* STATED TASK A:
Translate this sentence from the stepwise regression page into Spanish: "Let's learn how the stepwise regression procedure works by considering a data set that concerns the hardening of cement."

* DOCUMENT EXTRACT:
# Stepwise Regression

From [STAT 501](https://newonlinecourses.science.psu.edu/stat501/node/329/)

In this section, we learn about the stepwise regression procedure. While we will soon learn the finer details, the general idea behind the stepwise regression procedure is that we build our regression model from a set of candidate predictor variables by entering and removing predictors — in a stepwise manner — into our model until there is no justifiable reason to enter or remove any more


## An example

Let's learn how the stepwise regression procedure works by considering a data set that concerns the hardening of cement. 

In particular, the researchers were interested in learning how the composition of the cement affected the heat evolved during the hardening of the cement

Therefore, they measured and recorded the following data on 13 batches of cement:

- Response y: heat evolved in calories during hardening of cement on a per gram basis
- Predictor x1: % of tricalcium aluminate
- Predictor x2: % of tricalcium silicate
- Predictor x3: % of tetracalcium alumino ferrite
- Predictor x4: % of dicalcium silicate

### Upload data

In [6]:
from GoogleDrivePy.google_authentification import connect_service_local
from GoogleDrivePy.google_drive import connect_drive
import pandas as pd
import numpy as np
import os
import re
import statsmodels.api as sm
pathcredential = '/Users/Thomas/Google Drive/Projects/Data_science/Google_code_n_Oauth/Client_Oauth/Google_auth/'
scopes = ['https://www.googleapis.com/auth/documents.readonly',
            'https://www.googleapis.com/auth/drive', 
         'https://www.googleapis.com/auth/spreadsheets.readonly']
serviceaccount = '/Users/Thomas/Google Drive/Projects/Data_science/Google_code_n_Oauth/Client_Oauth/Google_auth/valid-pagoda-132423-c6ac84b41833.json'
cs = connect_service_local.connect_service_local(path_json =pathcredential,
                                                 path_service_account = serviceaccount,
                                                 scope = scopes)

* STATED TASK B:
In the rows below, format the lines from the one with "bio-text: , a" to the one with "course-title: Global Issues" as a JSON list of strings, one string per line, skipping any blank lines.

* DATA ENTRIES:
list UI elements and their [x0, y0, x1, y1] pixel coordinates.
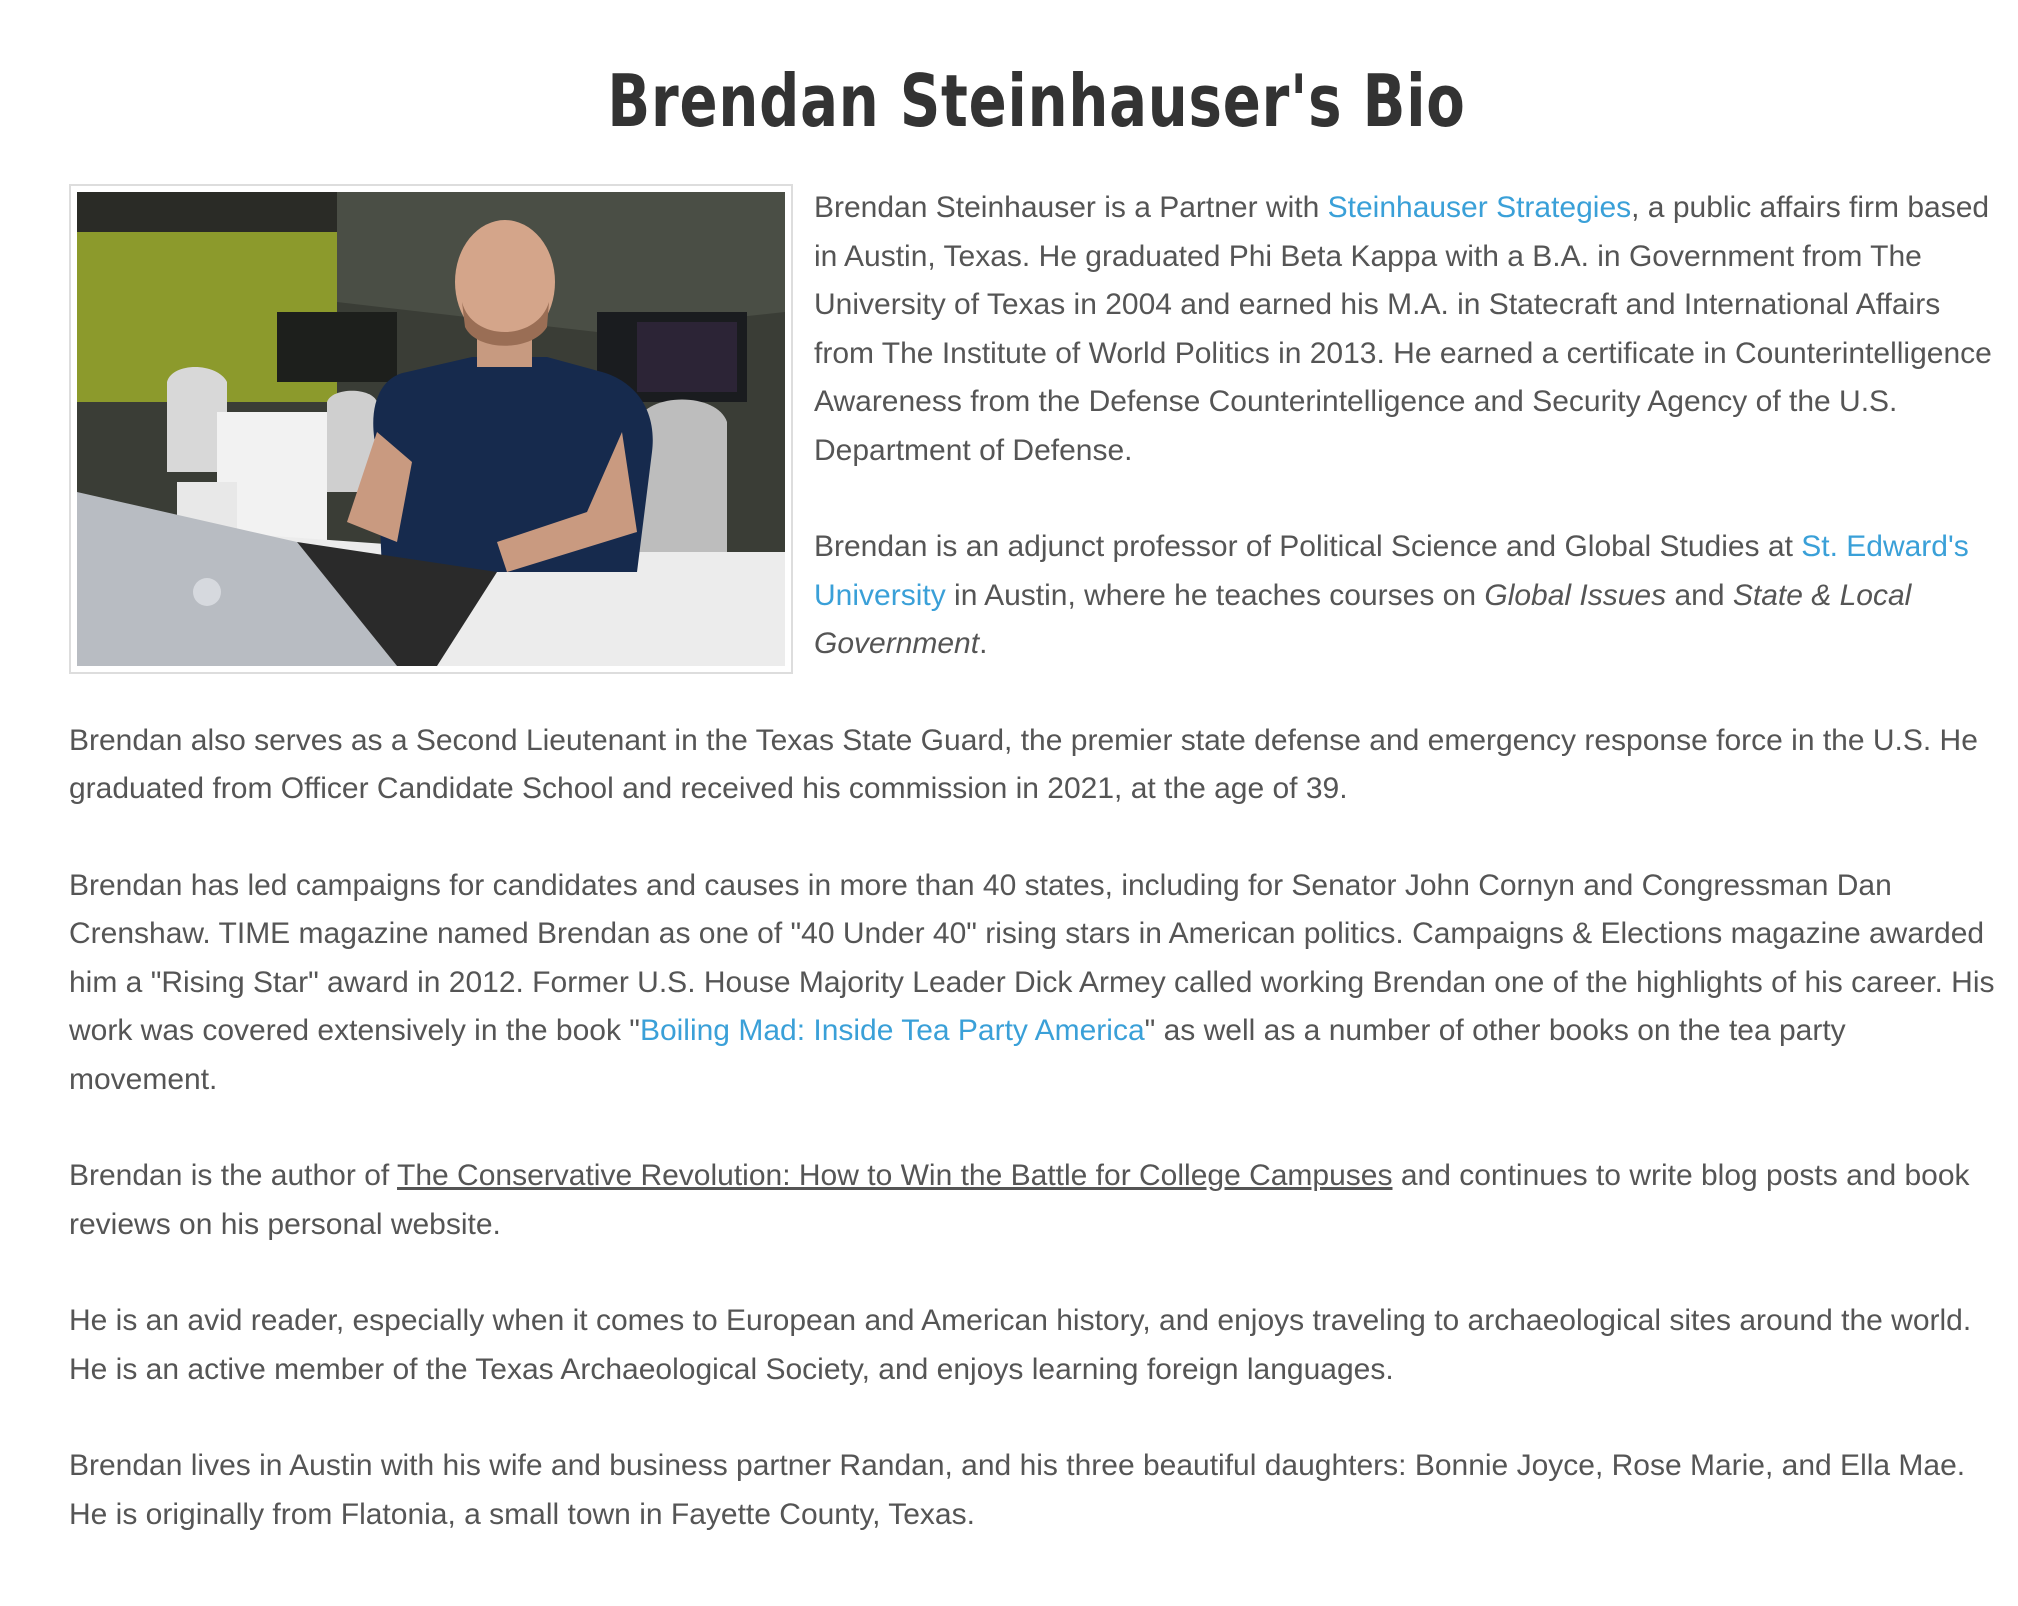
bio-text: , a public affairs firm based in Austin,… — [814, 191, 1992, 467]
conservative-revolution-book-title[interactable]: The Conservative Revolution: How to Win … — [397, 1159, 1392, 1192]
bio-paragraph-6: He is an avid reader, especially when it… — [69, 1304, 1972, 1386]
bio-text: in Austin, where he teaches courses on — [945, 578, 1485, 612]
bio-text: Brendan Steinhauser is a Partner with — [814, 191, 1328, 224]
bio-text: and — [1666, 578, 1733, 612]
steinhauser-strategies-link[interactable]: Steinhauser Strategies — [1328, 191, 1632, 224]
bio-paragraph-5: Brendan is the author of The Conservativ… — [69, 1152, 1999, 1249]
portrait-photo-frame — [69, 184, 793, 674]
bio-text: Brendan is the author of — [69, 1159, 398, 1192]
bio-content: Brendan Steinhauser is a Partner with St… — [69, 184, 1999, 1539]
boiling-mad-book-link[interactable]: Boiling Mad: Inside Tea Party America — [640, 1014, 1145, 1047]
page-title: Brendan Steinhauser's Bio — [607, 59, 1466, 143]
bio-text: . — [979, 627, 988, 660]
bio-text: Brendan is an adjunct professor of Polit… — [814, 530, 1802, 563]
bio-paragraph-7: Brendan lives in Austin with his wife an… — [69, 1449, 1966, 1531]
bio-paragraph-4: Brendan has led campaigns for candidates… — [69, 862, 1999, 1105]
portrait-photo — [77, 192, 785, 666]
bio-page: Brendan Steinhauser's Bio Brendan Steinh… — [69, 0, 2004, 1587]
course-title: Global Issues — [1484, 578, 1667, 612]
bio-paragraph-3: Brendan also serves as a Second Lieutena… — [69, 723, 1978, 806]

* COMPLETE OUTPUT A:
Aprendamos cómo funciona el procedimiento de regresión por pasos considerando un conjunto de datos relacionado con el endurecimiento del cemento.

* COMPLETE OUTPUT B:
[
  "bio-text: , a public affairs firm based in Austin,… — [814, 191, 1992, 467]",
  "conservative-revolution-book-title[interactable]: The Conservative Revolution: How to Win … — [397, 1159, 1392, 1192]",
  "bio-paragraph-6: He is an avid reader, especially when it… — [69, 1304, 1972, 1386]",
  "bio-text: in Austin, where he teaches courses on — [945, 578, 1485, 612]",
  "bio-text: Brendan Steinhauser is a Partner with — [814, 191, 1328, 224]",
  "bio-text: and — [1666, 578, 1733, 612]",
  "steinhauser-strategies-link[interactable]: Steinhauser Strategies — [1328, 191, 1632, 224]",
  "bio-paragraph-5: Brendan is the author of The Conservativ… — [69, 1152, 1999, 1249]",
  "portrait-photo-frame — [69, 184, 793, 674]",
  "bio-text: Brendan is the author of — [69, 1159, 398, 1192]",
  "bio-content: Brendan Steinhauser is a Partner with St… — [69, 184, 1999, 1539]",
  "boiling-mad-book-link[interactable]: Boiling Mad: Inside Tea Party America — [640, 1014, 1145, 1047]",
  "page-title: Brendan Steinhauser's Bio — [607, 59, 1466, 143]",
  "bio-text: . — [979, 627, 988, 660]",
  "bio-text: Brendan is an adjunct professor of Polit… — [814, 530, 1802, 563]",
  "bio-paragraph-7: Brendan lives in Austin with his wife an… — [69, 1449, 1966, 1531]",
  "bio-paragraph-4: Brendan has led campaigns for candidates… — [69, 862, 1999, 1105]",
  "portrait-photo — [77, 192, 785, 666]",
  "bio-page: Brendan Steinhauser's Bio Brendan Steinh… — [69, 0, 2004, 1587]",
  "course-title: Global Issues — [1484, 578, 1667, 612]"
]